---------- Input ----------

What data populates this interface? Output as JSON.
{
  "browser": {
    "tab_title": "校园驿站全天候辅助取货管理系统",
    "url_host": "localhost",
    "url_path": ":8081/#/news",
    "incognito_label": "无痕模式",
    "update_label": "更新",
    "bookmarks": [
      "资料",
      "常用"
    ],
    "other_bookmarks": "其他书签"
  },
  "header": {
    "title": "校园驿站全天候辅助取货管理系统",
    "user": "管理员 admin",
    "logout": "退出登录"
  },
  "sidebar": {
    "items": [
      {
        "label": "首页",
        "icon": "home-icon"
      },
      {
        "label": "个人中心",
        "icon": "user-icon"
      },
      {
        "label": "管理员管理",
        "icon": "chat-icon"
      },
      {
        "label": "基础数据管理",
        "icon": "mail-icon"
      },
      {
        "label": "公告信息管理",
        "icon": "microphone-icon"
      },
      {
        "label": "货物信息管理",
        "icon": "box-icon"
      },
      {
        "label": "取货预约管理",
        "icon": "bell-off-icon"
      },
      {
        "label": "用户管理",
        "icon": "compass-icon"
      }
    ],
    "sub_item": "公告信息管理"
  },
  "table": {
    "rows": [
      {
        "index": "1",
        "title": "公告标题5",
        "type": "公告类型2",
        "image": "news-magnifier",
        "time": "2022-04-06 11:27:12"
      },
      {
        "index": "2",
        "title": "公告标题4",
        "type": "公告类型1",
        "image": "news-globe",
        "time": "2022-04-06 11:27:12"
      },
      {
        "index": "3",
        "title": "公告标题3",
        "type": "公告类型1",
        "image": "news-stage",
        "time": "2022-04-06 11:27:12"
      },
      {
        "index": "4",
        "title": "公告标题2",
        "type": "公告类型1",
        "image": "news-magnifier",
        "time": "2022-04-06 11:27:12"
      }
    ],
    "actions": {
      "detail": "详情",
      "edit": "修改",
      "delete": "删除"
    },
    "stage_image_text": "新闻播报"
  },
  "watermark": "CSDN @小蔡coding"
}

----------

_What to produce_
Write out every line of the listing that holds the word "icon".

_Solution to the problem_
        "icon": "home-icon"
        "icon": "user-icon"
        "icon": "chat-icon"
        "icon": "mail-icon"
        "icon": "microphone-icon"
        "icon": "box-icon"
        "icon": "bell-off-icon"
        "icon": "compass-icon"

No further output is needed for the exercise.